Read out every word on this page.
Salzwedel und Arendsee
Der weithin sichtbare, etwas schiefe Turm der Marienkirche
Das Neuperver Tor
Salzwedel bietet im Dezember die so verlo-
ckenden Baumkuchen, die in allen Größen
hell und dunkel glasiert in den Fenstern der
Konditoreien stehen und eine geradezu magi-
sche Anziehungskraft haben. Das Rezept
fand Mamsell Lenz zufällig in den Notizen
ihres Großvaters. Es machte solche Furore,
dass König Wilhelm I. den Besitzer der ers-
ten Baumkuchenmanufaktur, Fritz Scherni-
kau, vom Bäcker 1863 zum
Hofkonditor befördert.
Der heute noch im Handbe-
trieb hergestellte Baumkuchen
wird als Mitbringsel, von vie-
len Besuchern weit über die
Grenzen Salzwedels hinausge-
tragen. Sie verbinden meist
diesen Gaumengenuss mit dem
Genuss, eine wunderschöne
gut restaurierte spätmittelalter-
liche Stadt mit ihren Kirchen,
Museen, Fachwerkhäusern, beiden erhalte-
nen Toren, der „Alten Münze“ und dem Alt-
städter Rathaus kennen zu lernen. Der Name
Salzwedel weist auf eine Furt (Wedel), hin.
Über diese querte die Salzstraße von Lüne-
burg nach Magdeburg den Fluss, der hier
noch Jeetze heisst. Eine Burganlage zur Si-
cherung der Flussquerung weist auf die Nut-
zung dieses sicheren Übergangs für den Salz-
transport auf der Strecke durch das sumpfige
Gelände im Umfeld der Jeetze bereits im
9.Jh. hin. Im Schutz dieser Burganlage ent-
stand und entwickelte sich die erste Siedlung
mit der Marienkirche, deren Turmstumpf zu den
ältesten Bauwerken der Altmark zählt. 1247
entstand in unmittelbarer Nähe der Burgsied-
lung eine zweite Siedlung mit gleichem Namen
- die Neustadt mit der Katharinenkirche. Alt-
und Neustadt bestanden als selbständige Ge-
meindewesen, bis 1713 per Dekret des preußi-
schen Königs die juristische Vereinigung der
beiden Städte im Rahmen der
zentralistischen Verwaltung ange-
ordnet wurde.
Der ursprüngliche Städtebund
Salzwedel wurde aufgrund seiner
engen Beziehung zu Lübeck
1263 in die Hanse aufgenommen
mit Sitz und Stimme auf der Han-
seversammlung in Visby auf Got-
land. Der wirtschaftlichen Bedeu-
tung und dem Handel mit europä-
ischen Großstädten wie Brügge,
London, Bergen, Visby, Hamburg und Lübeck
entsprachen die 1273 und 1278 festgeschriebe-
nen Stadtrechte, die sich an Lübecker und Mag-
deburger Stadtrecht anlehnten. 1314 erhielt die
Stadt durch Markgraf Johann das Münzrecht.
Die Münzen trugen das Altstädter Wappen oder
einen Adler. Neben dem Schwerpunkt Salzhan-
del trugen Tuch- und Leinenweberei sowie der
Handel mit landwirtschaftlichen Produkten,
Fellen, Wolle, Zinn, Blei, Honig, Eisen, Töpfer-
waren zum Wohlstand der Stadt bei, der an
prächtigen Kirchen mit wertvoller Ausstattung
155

------------

The records above must each be restated exactly as they stand.

Exercise answer ::
Read out every word on this page.
Salzwedel und Arendsee
Der weithin sichtbare, etwas schiefe Turm der Marienkirche
Das Neuperver Tor
Salzwedel bietet im Dezember die so verlo-
ckenden Baumkuchen, die in allen Größen
hell und dunkel glasiert in den Fenstern der
Konditoreien stehen und eine geradezu magi-
sche Anziehungskraft haben. Das Rezept
fand Mamsell Lenz zufällig in den Notizen
ihres Großvaters. Es machte solche Furore,
dass König Wilhelm I. den Besitzer der ers-
ten Baumkuchenmanufaktur, Fritz Scherni-
kau, vom Bäcker 1863 zum
Hofkonditor befördert.
Der heute noch im Handbe-
trieb hergestellte Baumkuchen
wird als Mitbringsel, von vie-
len Besuchern weit über die
Grenzen Salzwedels hinausge-
tragen. Sie verbinden meist
diesen Gaumengenuss mit dem
Genuss, eine wunderschöne
gut restaurierte spätmittelalter-
liche Stadt mit ihren Kirchen,
Museen, Fachwerkhäusern, beiden erhalte-
nen Toren, der „Alten Münze“ und dem Alt-
städter Rathaus kennen zu lernen. Der Name
Salzwedel weist auf eine Furt (Wedel), hin.
Über diese querte die Salzstraße von Lüne-
burg nach Magdeburg den Fluss, der hier
noch Jeetze heisst. Eine Burganlage zur Si-
cherung der Flussquerung weist auf die Nut-
zung dieses sicheren Übergangs für den Salz-
transport auf der Strecke durch das sumpfige
Gelände im Umfeld der Jeetze bereits im
9.Jh. hin. Im Schutz dieser Burganlage ent-
stand und entwickelte sich die erste Siedlung
mit der Marienkirche, deren Turmstumpf zu den
ältesten Bauwerken der Altmark zählt. 1247
entstand in unmittelbarer Nähe der Burgsied-
lung eine zweite Siedlung mit gleichem Namen
- die Neustadt mit der Katharinenkirche. Alt-
und Neustadt bestanden als selbständige Ge-
meindewesen, bis 1713 per Dekret des preußi-
schen Königs die juristische Vereinigung der
beiden Städte im Rahmen der
zentralistischen Verwaltung ange-
ordnet wurde.
Der ursprüngliche Städtebund
Salzwedel wurde aufgrund seiner
engen Beziehung zu Lübeck
1263 in die Hanse aufgenommen
mit Sitz und Stimme auf der Han-
seversammlung in Visby auf Got-
land. Der wirtschaftlichen Bedeu-
tung und dem Handel mit europä-
ischen Großstädten wie Brügge,
London, Bergen, Visby, Hamburg und Lübeck
entsprachen die 1273 und 1278 festgeschriebe-
nen Stadtrechte, die sich an Lübecker und Mag-
deburger Stadtrecht anlehnten. 1314 erhielt die
Stadt durch Markgraf Johann das Münzrecht.
Die Münzen trugen das Altstädter Wappen oder
einen Adler. Neben dem Schwerpunkt Salzhan-
del trugen Tuch- und Leinenweberei sowie der
Handel mit landwirtschaftlichen Produkten,
Fellen, Wolle, Zinn, Blei, Honig, Eisen, Töpfer-
waren zum Wohlstand der Stadt bei, der an
prächtigen Kirchen mit wertvoller Ausstattung
155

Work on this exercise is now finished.